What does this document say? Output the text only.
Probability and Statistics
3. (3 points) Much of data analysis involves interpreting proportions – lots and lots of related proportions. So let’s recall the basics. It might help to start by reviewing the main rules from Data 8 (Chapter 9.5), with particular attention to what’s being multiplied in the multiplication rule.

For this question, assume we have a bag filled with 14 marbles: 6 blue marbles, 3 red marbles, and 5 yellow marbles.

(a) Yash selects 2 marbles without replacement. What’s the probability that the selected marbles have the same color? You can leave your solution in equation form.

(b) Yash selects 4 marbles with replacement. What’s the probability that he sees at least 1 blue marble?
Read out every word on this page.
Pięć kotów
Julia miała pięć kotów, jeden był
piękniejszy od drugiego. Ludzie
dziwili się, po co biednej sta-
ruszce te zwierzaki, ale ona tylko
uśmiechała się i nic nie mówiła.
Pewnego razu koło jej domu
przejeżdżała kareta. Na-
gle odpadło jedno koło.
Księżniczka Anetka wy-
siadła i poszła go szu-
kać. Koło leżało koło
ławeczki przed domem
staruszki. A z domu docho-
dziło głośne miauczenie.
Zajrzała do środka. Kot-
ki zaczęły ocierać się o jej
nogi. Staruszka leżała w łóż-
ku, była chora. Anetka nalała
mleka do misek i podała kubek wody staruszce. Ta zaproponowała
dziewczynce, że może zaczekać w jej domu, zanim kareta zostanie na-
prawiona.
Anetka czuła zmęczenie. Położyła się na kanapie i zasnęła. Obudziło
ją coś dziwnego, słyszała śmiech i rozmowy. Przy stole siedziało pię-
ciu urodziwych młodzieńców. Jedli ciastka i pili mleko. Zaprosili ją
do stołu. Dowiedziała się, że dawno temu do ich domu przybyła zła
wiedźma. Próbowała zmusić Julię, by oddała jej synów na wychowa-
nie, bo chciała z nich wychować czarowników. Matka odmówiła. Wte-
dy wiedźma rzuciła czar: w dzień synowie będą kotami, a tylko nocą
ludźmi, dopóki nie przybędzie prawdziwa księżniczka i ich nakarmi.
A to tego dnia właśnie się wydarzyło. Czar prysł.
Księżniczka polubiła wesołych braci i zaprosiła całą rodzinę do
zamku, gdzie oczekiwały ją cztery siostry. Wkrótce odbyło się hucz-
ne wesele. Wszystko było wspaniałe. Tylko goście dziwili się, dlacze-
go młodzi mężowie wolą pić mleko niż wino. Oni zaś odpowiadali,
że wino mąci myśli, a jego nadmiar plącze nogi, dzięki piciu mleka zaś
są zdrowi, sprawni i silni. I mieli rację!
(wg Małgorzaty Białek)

============

Find the word "Anetka" in the entries above and gather every line that holds it.

Księżniczka Anetka wy-
ku, była chora. Anetka nalała
Anetka czuła zmęczenie. Położyła się na kanapie i zasnęła. Obudziło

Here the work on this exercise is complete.